— START OF Input —
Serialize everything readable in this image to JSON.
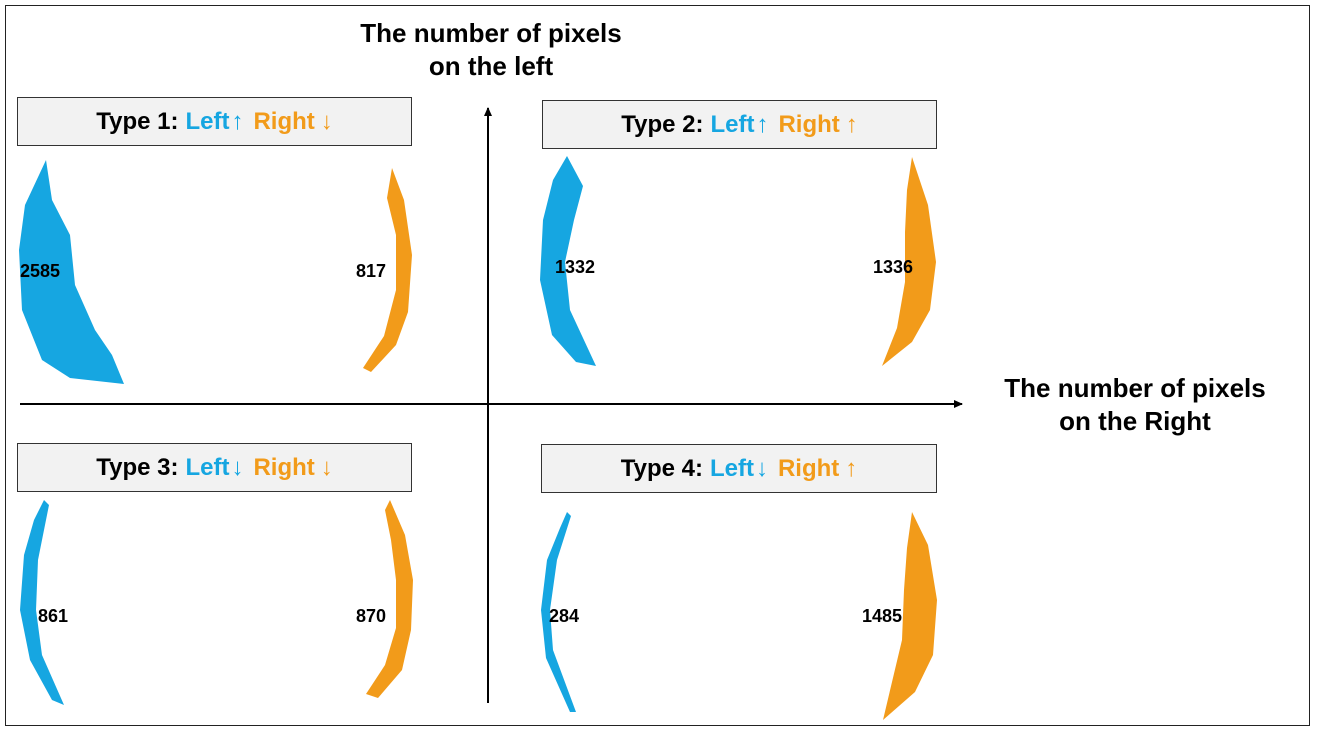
{
  "axes": {
    "y_title_lines": [
      "The number of pixels",
      "on the left"
    ],
    "x_title_lines": [
      "The number of pixels",
      "on the Right"
    ]
  },
  "colors": {
    "left": "#16a6e1",
    "right": "#f29b1a",
    "box_bg": "#f2f2f2"
  },
  "quadrants": [
    {
      "prefix": "Type 1:",
      "left_label": "Left",
      "left_arrow": "↑",
      "right_label": "Right",
      "right_arrow": "↓",
      "left_count": "2585",
      "right_count": "817"
    },
    {
      "prefix": "Type 2:",
      "left_label": "Left",
      "left_arrow": "↑",
      "right_label": "Right",
      "right_arrow": "↑",
      "left_count": "1332",
      "right_count": "1336"
    },
    {
      "prefix": "Type 3:",
      "left_label": "Left",
      "left_arrow": "↓",
      "right_label": "Right",
      "right_arrow": "↓",
      "left_count": "861",
      "right_count": "870"
    },
    {
      "prefix": "Type 4:",
      "left_label": "Left",
      "left_arrow": "↓",
      "right_label": "Right",
      "right_arrow": "↑",
      "left_count": "284",
      "right_count": "1485"
    }
  ]
}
— END OF Input —
Return every line of the records exactly as given, pictures excluded.

Serialize everything readable in this image to JSON.
{
  "axes": {
    "y_title_lines": [
      "The number of pixels",
      "on the left"
    ],
    "x_title_lines": [
      "The number of pixels",
      "on the Right"
    ]
  },
  "colors": {
    "left": "#16a6e1",
    "right": "#f29b1a",
    "box_bg": "#f2f2f2"
  },
  "quadrants": [
    {
      "prefix": "Type 1:",
      "left_label": "Left",
      "left_arrow": "↑",
      "right_label": "Right",
      "right_arrow": "↓",
      "left_count": "2585",
      "right_count": "817"
    },
    {
      "prefix": "Type 2:",
      "left_label": "Left",
      "left_arrow": "↑",
      "right_label": "Right",
      "right_arrow": "↑",
      "left_count": "1332",
      "right_count": "1336"
    },
    {
      "prefix": "Type 3:",
      "left_label": "Left",
      "left_arrow": "↓",
      "right_label": "Right",
      "right_arrow": "↓",
      "left_count": "861",
      "right_count": "870"
    },
    {
      "prefix": "Type 4:",
      "left_label": "Left",
      "left_arrow": "↓",
      "right_label": "Right",
      "right_arrow": "↑",
      "left_count": "284",
      "right_count": "1485"
    }
  ]
}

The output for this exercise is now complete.